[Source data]
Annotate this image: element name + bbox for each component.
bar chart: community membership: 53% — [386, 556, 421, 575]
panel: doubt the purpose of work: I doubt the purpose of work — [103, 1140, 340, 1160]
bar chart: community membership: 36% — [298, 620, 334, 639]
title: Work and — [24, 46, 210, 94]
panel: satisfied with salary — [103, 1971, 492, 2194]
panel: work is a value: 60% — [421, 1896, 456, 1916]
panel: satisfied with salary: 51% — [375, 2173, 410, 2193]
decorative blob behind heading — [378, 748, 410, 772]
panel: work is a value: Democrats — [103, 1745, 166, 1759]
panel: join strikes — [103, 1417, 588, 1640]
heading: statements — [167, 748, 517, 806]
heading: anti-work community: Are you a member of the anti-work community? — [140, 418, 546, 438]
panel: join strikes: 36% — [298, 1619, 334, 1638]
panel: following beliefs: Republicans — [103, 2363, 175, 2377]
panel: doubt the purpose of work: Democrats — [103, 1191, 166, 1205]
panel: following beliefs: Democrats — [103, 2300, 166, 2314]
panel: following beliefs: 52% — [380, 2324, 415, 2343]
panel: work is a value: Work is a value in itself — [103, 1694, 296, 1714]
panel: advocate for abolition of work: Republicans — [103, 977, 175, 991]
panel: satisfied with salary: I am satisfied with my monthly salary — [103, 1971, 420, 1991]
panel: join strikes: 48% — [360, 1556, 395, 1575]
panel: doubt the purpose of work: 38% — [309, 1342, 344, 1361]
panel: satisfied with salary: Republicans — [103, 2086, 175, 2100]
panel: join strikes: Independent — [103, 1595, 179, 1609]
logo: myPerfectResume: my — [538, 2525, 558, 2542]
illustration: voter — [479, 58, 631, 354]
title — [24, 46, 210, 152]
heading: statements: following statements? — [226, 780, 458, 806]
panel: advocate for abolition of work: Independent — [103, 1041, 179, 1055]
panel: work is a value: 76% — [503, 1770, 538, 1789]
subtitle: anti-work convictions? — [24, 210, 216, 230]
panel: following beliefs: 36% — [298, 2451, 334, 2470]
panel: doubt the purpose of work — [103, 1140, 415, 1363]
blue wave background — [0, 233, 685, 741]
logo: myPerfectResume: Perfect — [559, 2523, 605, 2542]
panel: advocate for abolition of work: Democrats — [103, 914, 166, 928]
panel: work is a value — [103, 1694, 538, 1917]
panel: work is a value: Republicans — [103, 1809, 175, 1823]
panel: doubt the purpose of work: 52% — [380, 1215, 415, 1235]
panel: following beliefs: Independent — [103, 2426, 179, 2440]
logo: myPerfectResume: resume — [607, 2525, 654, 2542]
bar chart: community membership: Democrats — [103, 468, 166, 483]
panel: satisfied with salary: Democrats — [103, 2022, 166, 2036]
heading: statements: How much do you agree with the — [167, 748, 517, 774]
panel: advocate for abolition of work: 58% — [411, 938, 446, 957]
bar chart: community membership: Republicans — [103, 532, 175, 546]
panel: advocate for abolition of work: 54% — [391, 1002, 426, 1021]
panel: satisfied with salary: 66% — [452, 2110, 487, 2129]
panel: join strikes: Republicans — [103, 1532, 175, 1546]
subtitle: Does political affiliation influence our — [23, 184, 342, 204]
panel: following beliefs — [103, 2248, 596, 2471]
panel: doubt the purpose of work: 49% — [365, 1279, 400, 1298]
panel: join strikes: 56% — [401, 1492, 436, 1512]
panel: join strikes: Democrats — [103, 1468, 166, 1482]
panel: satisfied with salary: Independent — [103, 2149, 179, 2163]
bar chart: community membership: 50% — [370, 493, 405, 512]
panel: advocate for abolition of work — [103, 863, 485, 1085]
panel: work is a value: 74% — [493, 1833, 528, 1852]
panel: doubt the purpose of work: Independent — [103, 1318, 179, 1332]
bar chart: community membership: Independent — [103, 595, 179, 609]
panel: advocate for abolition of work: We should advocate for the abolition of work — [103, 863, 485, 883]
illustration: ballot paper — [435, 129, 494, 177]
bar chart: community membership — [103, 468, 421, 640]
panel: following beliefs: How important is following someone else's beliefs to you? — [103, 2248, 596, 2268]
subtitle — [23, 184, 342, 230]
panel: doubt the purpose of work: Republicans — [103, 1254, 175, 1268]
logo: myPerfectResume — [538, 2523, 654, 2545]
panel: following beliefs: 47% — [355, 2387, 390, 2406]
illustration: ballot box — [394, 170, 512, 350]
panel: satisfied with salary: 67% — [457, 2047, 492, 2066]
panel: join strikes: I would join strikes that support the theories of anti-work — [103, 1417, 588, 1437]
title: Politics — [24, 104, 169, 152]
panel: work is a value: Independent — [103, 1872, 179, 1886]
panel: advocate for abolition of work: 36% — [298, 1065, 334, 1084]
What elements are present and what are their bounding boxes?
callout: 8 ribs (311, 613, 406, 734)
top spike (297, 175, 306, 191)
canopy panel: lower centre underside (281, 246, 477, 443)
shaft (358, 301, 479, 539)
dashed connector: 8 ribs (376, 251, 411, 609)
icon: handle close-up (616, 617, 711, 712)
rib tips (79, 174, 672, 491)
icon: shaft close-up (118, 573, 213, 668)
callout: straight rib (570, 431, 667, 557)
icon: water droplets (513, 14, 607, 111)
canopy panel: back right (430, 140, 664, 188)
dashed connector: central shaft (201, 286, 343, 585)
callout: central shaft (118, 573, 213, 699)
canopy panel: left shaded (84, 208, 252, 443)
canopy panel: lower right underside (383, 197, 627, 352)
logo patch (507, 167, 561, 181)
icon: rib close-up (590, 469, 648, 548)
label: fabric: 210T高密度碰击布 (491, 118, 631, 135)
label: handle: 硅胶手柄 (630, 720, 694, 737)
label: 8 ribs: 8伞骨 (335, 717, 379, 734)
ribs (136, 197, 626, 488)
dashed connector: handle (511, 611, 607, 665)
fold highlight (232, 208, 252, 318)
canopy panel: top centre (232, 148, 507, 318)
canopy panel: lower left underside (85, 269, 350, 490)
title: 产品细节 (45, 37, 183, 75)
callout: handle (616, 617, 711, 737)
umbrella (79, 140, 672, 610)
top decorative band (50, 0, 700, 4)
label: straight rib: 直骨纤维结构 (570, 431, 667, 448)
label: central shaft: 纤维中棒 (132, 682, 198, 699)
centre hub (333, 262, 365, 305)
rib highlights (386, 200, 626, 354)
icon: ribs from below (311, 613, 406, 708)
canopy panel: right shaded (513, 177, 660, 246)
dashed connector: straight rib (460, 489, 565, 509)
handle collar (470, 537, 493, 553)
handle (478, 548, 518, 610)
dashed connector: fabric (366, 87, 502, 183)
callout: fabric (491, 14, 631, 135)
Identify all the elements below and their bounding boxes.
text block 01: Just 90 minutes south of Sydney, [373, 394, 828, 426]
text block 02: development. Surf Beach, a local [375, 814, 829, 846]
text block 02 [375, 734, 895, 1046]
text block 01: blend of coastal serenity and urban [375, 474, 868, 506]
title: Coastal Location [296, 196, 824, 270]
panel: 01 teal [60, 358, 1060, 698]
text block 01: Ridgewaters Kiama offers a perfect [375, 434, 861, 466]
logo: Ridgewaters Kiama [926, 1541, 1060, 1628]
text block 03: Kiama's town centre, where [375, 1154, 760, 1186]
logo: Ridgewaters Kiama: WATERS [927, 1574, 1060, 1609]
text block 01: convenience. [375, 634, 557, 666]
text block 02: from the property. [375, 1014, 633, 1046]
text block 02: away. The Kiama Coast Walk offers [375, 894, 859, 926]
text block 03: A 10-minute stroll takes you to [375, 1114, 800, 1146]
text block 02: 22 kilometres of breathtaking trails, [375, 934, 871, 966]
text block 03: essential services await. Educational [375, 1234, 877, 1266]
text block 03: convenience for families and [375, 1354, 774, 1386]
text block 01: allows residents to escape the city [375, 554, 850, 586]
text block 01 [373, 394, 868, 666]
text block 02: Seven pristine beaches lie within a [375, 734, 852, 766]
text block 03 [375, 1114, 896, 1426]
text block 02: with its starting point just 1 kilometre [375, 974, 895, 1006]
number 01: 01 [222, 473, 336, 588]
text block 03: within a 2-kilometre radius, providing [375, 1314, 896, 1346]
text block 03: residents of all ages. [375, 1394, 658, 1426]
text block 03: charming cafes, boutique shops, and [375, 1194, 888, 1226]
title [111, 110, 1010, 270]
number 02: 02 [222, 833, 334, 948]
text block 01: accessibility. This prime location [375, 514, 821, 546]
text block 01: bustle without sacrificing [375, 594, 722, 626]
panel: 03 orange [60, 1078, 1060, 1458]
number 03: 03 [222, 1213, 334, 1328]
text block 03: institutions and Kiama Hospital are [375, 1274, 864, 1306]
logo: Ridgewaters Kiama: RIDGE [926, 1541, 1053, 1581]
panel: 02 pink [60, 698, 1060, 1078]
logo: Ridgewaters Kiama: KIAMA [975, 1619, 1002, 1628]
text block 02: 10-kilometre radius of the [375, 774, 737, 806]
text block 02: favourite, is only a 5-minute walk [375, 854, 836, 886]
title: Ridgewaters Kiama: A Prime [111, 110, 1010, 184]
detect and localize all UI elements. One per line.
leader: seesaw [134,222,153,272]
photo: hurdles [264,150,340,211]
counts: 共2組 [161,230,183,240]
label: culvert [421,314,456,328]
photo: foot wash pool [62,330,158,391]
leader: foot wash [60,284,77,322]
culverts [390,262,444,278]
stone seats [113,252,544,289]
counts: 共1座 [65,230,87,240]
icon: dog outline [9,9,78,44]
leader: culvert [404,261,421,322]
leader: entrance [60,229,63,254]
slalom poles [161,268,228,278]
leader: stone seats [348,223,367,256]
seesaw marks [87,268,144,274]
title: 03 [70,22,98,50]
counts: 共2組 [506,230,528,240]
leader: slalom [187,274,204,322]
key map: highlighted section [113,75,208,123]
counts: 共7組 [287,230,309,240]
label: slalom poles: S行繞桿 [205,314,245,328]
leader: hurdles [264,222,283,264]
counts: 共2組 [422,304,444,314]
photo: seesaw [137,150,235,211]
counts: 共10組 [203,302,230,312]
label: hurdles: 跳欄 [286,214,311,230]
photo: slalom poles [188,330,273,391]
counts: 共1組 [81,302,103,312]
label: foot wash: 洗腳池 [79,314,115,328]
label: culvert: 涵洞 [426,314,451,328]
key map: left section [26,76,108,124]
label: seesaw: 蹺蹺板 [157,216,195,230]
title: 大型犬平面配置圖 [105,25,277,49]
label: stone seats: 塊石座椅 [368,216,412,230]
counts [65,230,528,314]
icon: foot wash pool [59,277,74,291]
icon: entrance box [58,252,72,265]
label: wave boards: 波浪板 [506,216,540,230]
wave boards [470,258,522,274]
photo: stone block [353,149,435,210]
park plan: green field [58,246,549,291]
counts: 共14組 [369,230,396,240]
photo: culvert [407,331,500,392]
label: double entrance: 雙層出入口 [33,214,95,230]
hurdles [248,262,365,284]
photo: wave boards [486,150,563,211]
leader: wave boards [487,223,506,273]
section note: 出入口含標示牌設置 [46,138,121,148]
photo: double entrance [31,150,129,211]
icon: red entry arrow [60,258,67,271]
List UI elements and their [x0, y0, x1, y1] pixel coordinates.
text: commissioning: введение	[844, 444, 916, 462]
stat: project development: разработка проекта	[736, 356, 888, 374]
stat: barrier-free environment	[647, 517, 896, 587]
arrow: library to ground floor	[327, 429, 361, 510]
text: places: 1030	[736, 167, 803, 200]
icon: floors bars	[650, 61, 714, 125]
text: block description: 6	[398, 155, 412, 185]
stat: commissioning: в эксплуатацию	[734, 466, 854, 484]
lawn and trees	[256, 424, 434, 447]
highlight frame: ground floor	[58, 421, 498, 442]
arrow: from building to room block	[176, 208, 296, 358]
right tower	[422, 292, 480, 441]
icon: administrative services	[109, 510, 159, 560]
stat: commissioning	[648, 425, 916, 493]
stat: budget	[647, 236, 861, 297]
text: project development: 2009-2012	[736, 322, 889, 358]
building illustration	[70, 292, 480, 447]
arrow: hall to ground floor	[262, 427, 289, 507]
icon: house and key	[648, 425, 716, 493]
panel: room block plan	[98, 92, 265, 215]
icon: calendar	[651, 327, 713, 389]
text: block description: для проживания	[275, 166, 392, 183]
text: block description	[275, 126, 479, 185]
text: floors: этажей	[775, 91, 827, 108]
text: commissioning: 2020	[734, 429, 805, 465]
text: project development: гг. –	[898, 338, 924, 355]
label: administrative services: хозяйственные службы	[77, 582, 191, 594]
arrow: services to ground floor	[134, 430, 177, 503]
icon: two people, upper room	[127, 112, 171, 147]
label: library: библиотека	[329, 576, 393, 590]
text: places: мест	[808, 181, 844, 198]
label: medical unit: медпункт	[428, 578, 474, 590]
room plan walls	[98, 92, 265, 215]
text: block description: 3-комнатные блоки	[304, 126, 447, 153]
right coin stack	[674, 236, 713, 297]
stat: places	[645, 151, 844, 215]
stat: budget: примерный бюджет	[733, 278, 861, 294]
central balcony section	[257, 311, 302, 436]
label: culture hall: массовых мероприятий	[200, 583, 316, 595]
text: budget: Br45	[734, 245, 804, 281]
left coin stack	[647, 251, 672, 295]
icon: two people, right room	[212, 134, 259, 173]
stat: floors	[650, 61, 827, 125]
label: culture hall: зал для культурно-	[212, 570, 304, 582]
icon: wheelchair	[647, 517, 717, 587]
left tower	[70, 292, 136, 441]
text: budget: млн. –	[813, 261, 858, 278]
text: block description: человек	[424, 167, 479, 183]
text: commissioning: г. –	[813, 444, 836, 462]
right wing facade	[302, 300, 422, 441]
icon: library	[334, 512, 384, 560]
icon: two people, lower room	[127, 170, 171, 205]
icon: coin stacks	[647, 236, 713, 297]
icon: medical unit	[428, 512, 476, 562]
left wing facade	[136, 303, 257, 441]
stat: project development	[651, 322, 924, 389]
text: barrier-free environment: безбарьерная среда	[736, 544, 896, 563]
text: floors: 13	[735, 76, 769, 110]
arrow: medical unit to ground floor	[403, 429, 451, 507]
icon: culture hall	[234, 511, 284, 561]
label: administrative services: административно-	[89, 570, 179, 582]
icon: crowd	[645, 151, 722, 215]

◆ WHAT TO WORK ON ◆
Reproduce the lines of the source data above, from the first line through the one containing "panel: satisfied with salary: 51%", with both ends included.

◆ EXERCISE RESPONSE ◆
Annotate this image: element name + bbox for each component.
bar chart: community membership: 53% — [386, 556, 421, 575]
panel: doubt the purpose of work: I doubt the purpose of work — [103, 1140, 340, 1160]
bar chart: community membership: 36% — [298, 620, 334, 639]
title: Work and — [24, 46, 210, 94]
panel: satisfied with salary — [103, 1971, 492, 2194]
panel: work is a value: 60% — [421, 1896, 456, 1916]
panel: satisfied with salary: 51% — [375, 2173, 410, 2193]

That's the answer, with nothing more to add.